Exercise task »
Reproduce each line from the records that holds "concentra".

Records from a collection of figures

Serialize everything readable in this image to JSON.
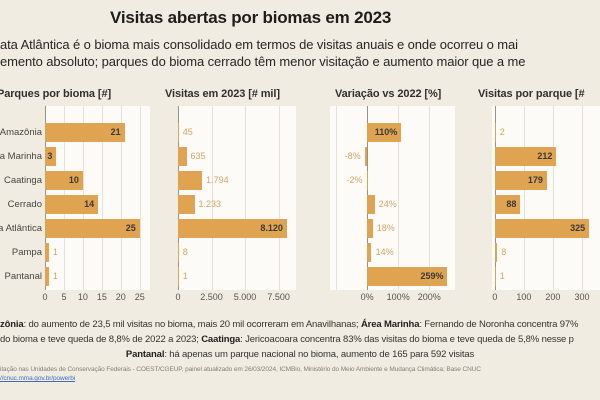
{
  "title": "Visitas abertas por biomas em 2023",
  "subtitle_lines": [
    "ata Atlântica é o bioma mais consolidado em termos de visitas anuais e onde ocorreu o mai",
    "emento absoluto; parques do bioma cerrado têm menor visitação e aumento maior que a me"
  ],
  "colors": {
    "background": "#f1ece1",
    "plot_bg": "#fcfbf8",
    "bar": "#dfa352",
    "label_outside": "#d5a364",
    "label_inside": "#3a3a36",
    "grid": "#e4e1d9",
    "axis": "#96938b",
    "link": "#3f6fc4"
  },
  "chart_data": {
    "type": "bar",
    "orientation": "horizontal",
    "grid": true,
    "categories": [
      "Amazônia",
      "Área Marinha",
      "Caatinga",
      "Cerrado",
      "Mata Atlântica",
      "Pampa",
      "Pantanal"
    ],
    "charts": [
      {
        "title": "Parques por bioma [#]",
        "values": [
          21,
          3,
          10,
          14,
          25,
          1,
          1
        ],
        "labels": [
          "21",
          "3",
          "10",
          "14",
          "25",
          "1",
          "1"
        ],
        "ticks": [
          {
            "v": 0,
            "label": "0"
          },
          {
            "v": 5,
            "label": "5"
          },
          {
            "v": 10,
            "label": "10"
          },
          {
            "v": 15,
            "label": "15"
          },
          {
            "v": 20,
            "label": "20"
          },
          {
            "v": 25,
            "label": "25"
          }
        ],
        "axis_range": [
          0,
          27.7
        ]
      },
      {
        "title": "Visitas em 2023 [# mil]",
        "values": [
          45,
          635,
          1794,
          1233,
          8120,
          8,
          1
        ],
        "labels": [
          "45",
          "635",
          "1.794",
          "1.233",
          "8.120",
          "8",
          "1"
        ],
        "ticks": [
          {
            "v": 0,
            "label": "0"
          },
          {
            "v": 2500,
            "label": "2.500"
          },
          {
            "v": 5000,
            "label": "5.000"
          },
          {
            "v": 7500,
            "label": "7.500"
          }
        ],
        "axis_range": [
          0,
          8800
        ]
      },
      {
        "title": "Variação vs 2022 [%]",
        "values": [
          110,
          -8,
          -2,
          24,
          18,
          14,
          259
        ],
        "labels": [
          "110%",
          "-8%",
          "-2%",
          "24%",
          "18%",
          "14%",
          "259%"
        ],
        "ticks": [
          {
            "v": -100,
            "label": ""
          },
          {
            "v": 0,
            "label": "0%"
          },
          {
            "v": 100,
            "label": "100%"
          },
          {
            "v": 200,
            "label": "200%"
          }
        ],
        "axis_range": [
          -120,
          283
        ]
      },
      {
        "title": "Visitas por parque [#",
        "values": [
          2,
          212,
          179,
          88,
          325,
          8,
          1
        ],
        "labels": [
          "2",
          "212",
          "179",
          "88",
          "325",
          "8",
          "1"
        ],
        "ticks": [
          {
            "v": 0,
            "label": "0"
          },
          {
            "v": 100,
            "label": "100"
          },
          {
            "v": 200,
            "label": "200"
          },
          {
            "v": 300,
            "label": "300"
          }
        ],
        "axis_range": [
          -10,
          369
        ]
      }
    ]
  },
  "notes": {
    "line1": [
      {
        "text": "zônia",
        "bold": true
      },
      {
        "text": ": do aumento de 23,5 mil visitas no bioma, mais 20 mil ocorreram em Anavilhanas; ",
        "bold": false
      },
      {
        "text": "Área Marinha",
        "bold": true
      },
      {
        "text": ": Fernando de Noronha concentra 97%",
        "bold": false
      }
    ],
    "line2": [
      {
        "text": "do bioma e teve queda de 8,8% de 2022 a 2023; ",
        "bold": false
      },
      {
        "text": "Caatinga",
        "bold": true
      },
      {
        "text": ": Jericoacoara concentra 83% das visitas do bioma e teve queda de 5,8% nesse p",
        "bold": false
      }
    ],
    "line3": [
      {
        "text": "Pantanal",
        "bold": true
      },
      {
        "text": ": há apenas um parque nacional no bioma, aumento de 165 para 592 visitas",
        "bold": false
      }
    ]
  },
  "source": {
    "text": "itação nas Unidades de Conservação Federais - COEST/CGEUP, painel atualizado em 26/03/2024, ICMBio, Ministério do Meio Ambiente e Mudança Climática; Base CNUC",
    "link": "//cnuc.mma.gov.br/powerbi"
  }
}
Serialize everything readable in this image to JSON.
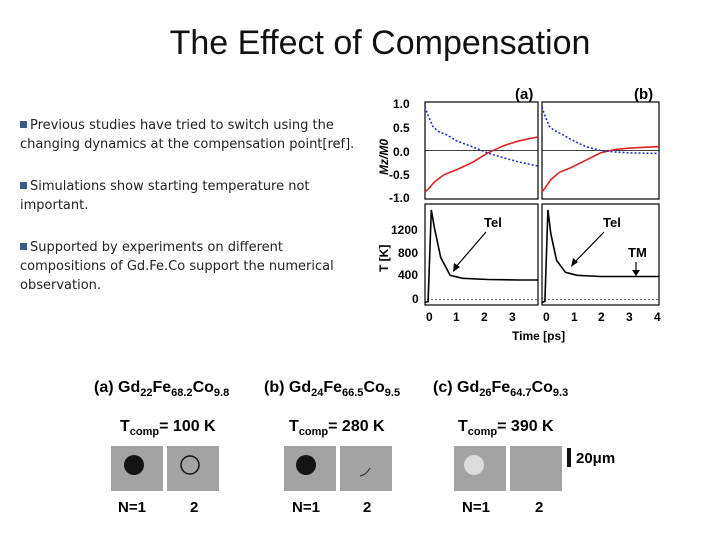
{
  "slide": {
    "title": "The Effect of Compensation",
    "bullets": [
      "Previous studies have tried to switch using the changing dynamics at the compensation point[ref].",
      "Simulations show starting temperature not important.",
      "Supported by experiments on different compositions of Gd.Fe.Co support the numerical observation."
    ]
  },
  "chart_data": {
    "type": "line",
    "panels": [
      {
        "label": "(a)",
        "ylabel": "Mz/M0",
        "yticks": [
          "1.0",
          "0.5",
          "0.0",
          "-0.5",
          "-1.0"
        ],
        "ylim": [
          -1.0,
          1.0
        ],
        "series": [
          {
            "name": "red",
            "x": [
              0,
              0.1,
              0.3,
              0.6,
              1,
              1.5,
              2,
              2.5,
              3,
              3.6
            ],
            "y": [
              -0.85,
              -0.8,
              -0.65,
              -0.5,
              -0.4,
              -0.25,
              -0.05,
              0.1,
              0.2,
              0.28
            ]
          },
          {
            "name": "blue-dotted",
            "x": [
              0,
              0.1,
              0.25,
              0.4,
              0.7,
              1,
              1.5,
              2,
              2.5,
              3,
              3.6
            ],
            "y": [
              0.9,
              0.72,
              0.5,
              0.4,
              0.32,
              0.2,
              0.08,
              -0.05,
              -0.15,
              -0.24,
              -0.32
            ]
          }
        ]
      },
      {
        "label": "(b)",
        "ylabel": "",
        "yticks": [],
        "ylim": [
          -1.0,
          1.0
        ],
        "series": [
          {
            "name": "red",
            "x": [
              0,
              0.1,
              0.3,
              0.6,
              1,
              1.5,
              2,
              2.5,
              3,
              4
            ],
            "y": [
              -0.85,
              -0.78,
              -0.6,
              -0.45,
              -0.35,
              -0.2,
              -0.05,
              0.02,
              0.05,
              0.08
            ]
          },
          {
            "name": "blue-dotted",
            "x": [
              0,
              0.1,
              0.25,
              0.4,
              0.7,
              1,
              1.5,
              2,
              2.5,
              3,
              4
            ],
            "y": [
              0.9,
              0.72,
              0.5,
              0.42,
              0.33,
              0.22,
              0.08,
              0.0,
              -0.03,
              -0.05,
              -0.06
            ]
          }
        ]
      },
      {
        "label": "",
        "ylabel": "T [K]",
        "yticks": [
          "1200",
          "800",
          "400",
          "0"
        ],
        "ylim": [
          0,
          1700
        ],
        "annotation": "Tel",
        "series": [
          {
            "name": "Tel",
            "x": [
              0,
              0.1,
              0.2,
              0.3,
              0.5,
              0.8,
              1.2,
              2,
              3,
              3.6
            ],
            "y": [
              40,
              60,
              1600,
              1300,
              800,
              500,
              450,
              430,
              420,
              420
            ]
          }
        ]
      },
      {
        "label": "",
        "ylabel": "",
        "yticks": [],
        "ylim": [
          0,
          1700
        ],
        "annotation": "Tel",
        "annotation2": "TM",
        "series": [
          {
            "name": "Tel",
            "x": [
              0,
              0.1,
              0.2,
              0.3,
              0.5,
              0.8,
              1.2,
              2,
              3,
              4
            ],
            "y": [
              40,
              60,
              1600,
              1200,
              750,
              550,
              500,
              480,
              480,
              480
            ]
          }
        ]
      }
    ],
    "xticks_left": [
      "0",
      "1",
      "2",
      "3"
    ],
    "xticks_right": [
      "0",
      "1",
      "2",
      "3",
      "4"
    ],
    "xlabel": "Time [ps]"
  },
  "experiment": {
    "panels": [
      {
        "label": "(a) Gd",
        "s1": "22",
        "m1": "Fe",
        "s2": "68.2",
        "m2": "Co",
        "s3": "9.8",
        "tcomp_value": "= 100 K"
      },
      {
        "label": "(b) Gd",
        "s1": "24",
        "m1": "Fe",
        "s2": "66.5",
        "m2": "Co",
        "s3": "9.5",
        "tcomp_value": "= 280 K"
      },
      {
        "label": "(c) Gd",
        "s1": "26",
        "m1": "Fe",
        "s2": "64.7",
        "m2": "Co",
        "s3": "9.3",
        "tcomp_value": "= 390 K"
      }
    ],
    "tcomp_T": "T",
    "tcomp_sub": "comp",
    "n_label": "N=1",
    "n2_label": "2",
    "scale_label": "20μm"
  },
  "colors": {
    "red": "#dd2222",
    "blue": "#2233cc",
    "accent": "#3a5a8a"
  }
}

Expected answer »
        "text": ": Fernando de Noronha concentra 97%",
        "text": ": Jericoacoara concentra 83% das visitas do bioma e teve queda de 5,8% nesse p",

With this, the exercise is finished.